▶ **THE INPUT**:
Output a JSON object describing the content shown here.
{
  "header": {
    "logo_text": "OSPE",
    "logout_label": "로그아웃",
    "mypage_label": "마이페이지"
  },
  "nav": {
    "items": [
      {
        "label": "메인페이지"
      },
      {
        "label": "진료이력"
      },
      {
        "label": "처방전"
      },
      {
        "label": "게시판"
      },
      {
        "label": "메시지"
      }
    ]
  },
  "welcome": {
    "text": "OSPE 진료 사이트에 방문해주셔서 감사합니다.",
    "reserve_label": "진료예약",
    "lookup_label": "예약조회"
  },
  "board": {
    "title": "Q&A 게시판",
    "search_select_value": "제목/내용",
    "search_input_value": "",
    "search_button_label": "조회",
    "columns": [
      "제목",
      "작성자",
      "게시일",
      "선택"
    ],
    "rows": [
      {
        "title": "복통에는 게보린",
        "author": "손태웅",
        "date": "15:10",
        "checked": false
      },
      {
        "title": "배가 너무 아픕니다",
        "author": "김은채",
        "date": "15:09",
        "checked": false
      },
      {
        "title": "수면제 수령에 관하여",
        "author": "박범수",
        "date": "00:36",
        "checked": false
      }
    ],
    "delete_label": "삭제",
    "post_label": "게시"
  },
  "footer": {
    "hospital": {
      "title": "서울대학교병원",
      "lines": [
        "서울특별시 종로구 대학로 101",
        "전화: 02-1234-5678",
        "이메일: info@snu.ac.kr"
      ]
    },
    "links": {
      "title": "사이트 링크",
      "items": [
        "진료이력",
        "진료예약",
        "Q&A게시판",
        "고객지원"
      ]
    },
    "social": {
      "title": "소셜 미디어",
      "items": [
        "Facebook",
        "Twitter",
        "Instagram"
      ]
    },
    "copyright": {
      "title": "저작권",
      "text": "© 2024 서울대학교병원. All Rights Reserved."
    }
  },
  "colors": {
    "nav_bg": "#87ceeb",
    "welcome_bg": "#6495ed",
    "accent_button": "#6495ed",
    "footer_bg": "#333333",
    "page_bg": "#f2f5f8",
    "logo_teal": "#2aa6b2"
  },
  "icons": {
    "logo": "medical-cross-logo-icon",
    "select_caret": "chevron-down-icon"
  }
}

▶ **WORK TO DO**:
Among the records above, find each line holding the string "title" and pull it out.

▶ **SOLUTION FOR THIS EXERCISE**:
    "title": "Q&A 게시판",
        "title": "복통에는 게보린",
        "title": "배가 너무 아픕니다",
        "title": "수면제 수령에 관하여",
      "title": "서울대학교병원",
      "title": "사이트 링크",
      "title": "소셜 미디어",
      "title": "저작권",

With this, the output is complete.